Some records
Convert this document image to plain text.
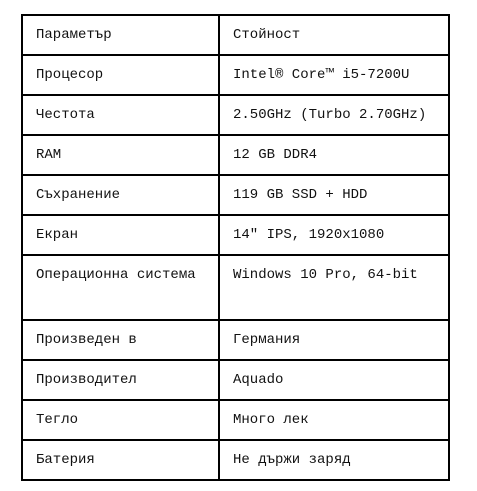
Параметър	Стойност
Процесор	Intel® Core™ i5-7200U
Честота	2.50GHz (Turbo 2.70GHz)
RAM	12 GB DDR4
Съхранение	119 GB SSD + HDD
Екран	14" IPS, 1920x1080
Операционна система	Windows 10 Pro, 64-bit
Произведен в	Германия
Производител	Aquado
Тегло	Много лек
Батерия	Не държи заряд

--

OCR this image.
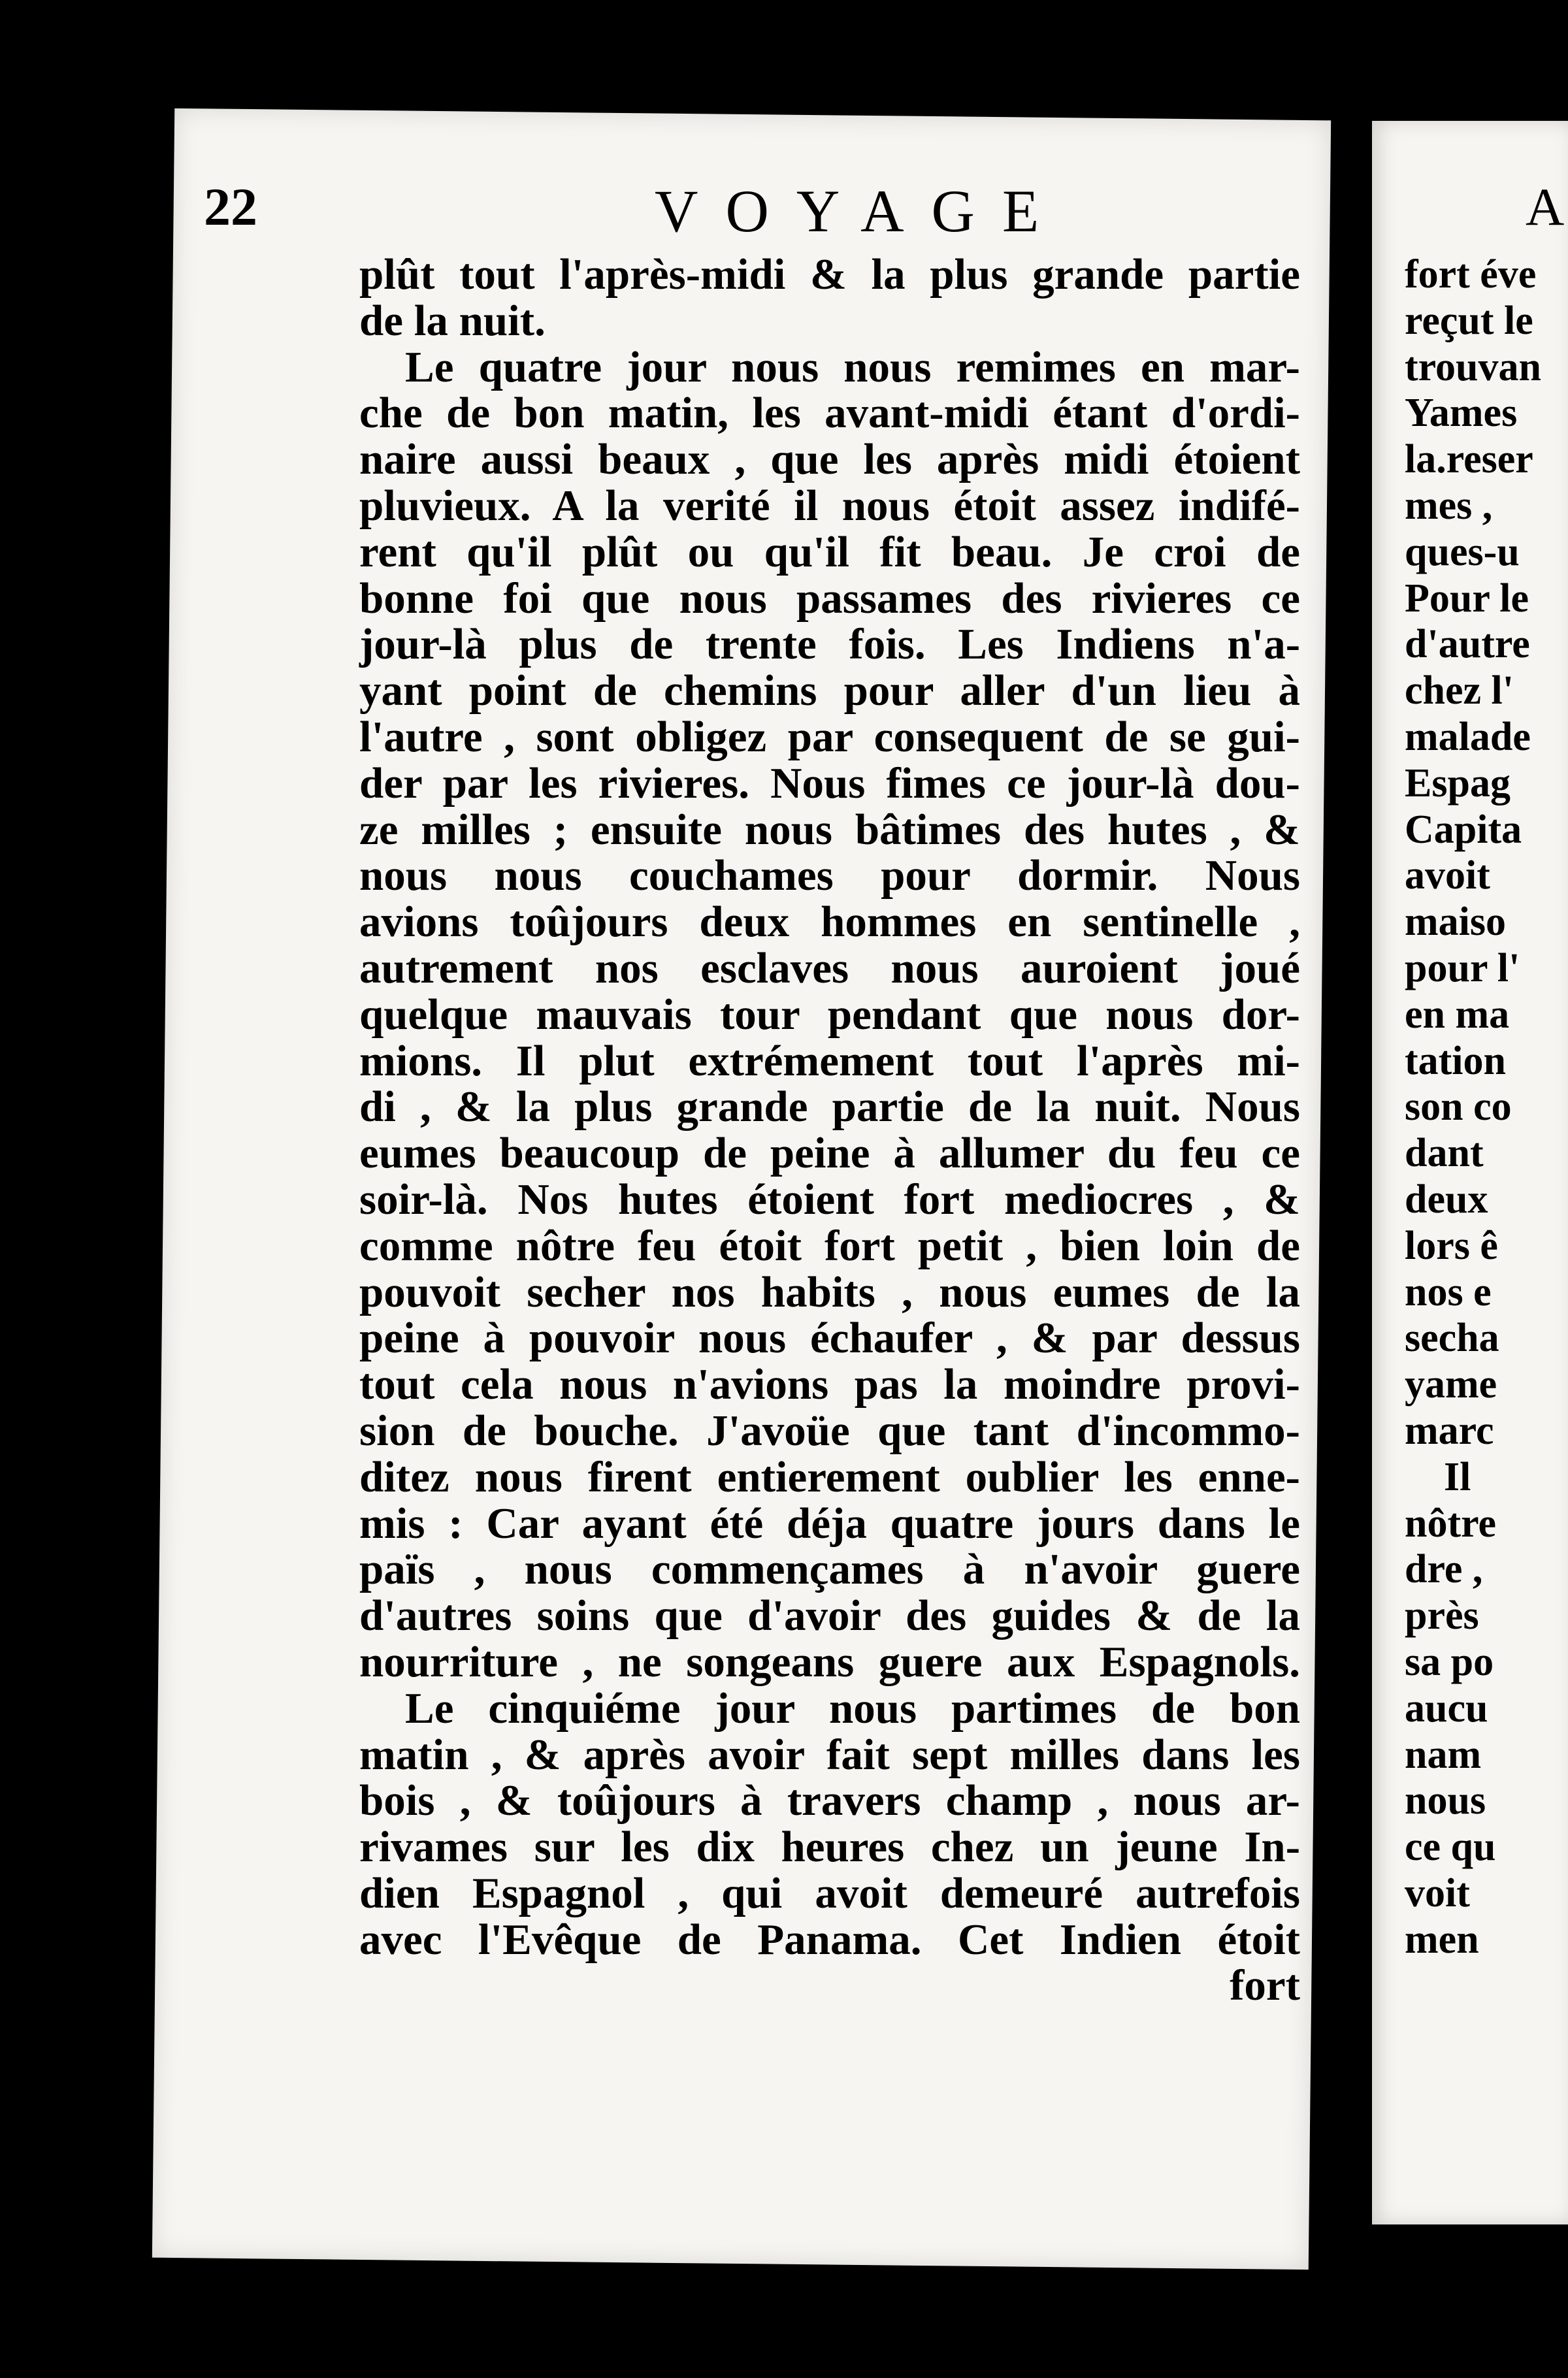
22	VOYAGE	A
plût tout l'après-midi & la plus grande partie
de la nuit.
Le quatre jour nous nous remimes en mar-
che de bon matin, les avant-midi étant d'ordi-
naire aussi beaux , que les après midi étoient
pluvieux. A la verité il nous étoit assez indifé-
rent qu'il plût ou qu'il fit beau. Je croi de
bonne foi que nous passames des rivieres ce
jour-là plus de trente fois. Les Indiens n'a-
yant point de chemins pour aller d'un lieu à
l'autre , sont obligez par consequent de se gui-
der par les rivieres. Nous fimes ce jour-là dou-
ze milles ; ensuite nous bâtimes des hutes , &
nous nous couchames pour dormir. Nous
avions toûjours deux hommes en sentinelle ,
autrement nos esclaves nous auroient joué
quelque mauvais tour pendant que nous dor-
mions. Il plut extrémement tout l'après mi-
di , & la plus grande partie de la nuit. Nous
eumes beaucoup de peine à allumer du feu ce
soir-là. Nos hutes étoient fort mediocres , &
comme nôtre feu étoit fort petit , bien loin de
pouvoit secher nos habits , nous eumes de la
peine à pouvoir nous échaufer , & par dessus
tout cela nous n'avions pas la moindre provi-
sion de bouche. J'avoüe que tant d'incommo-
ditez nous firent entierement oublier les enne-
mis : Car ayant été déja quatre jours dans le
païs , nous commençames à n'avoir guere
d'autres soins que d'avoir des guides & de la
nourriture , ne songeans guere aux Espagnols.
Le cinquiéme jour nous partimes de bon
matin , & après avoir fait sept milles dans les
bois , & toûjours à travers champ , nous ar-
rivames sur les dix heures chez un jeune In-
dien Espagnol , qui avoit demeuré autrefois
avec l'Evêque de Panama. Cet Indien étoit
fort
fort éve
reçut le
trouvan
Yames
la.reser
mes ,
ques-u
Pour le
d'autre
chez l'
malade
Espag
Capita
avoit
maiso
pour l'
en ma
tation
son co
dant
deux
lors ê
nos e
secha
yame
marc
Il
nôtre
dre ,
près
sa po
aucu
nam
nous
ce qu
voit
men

- WRITTEN REQUEST -
Search the records for the string "avions" and return every line in which it occurs.

- EXPECTED OUTPUT -
avions toûjours deux hommes en sentinelle ,
tout cela nous n'avions pas la moindre provi-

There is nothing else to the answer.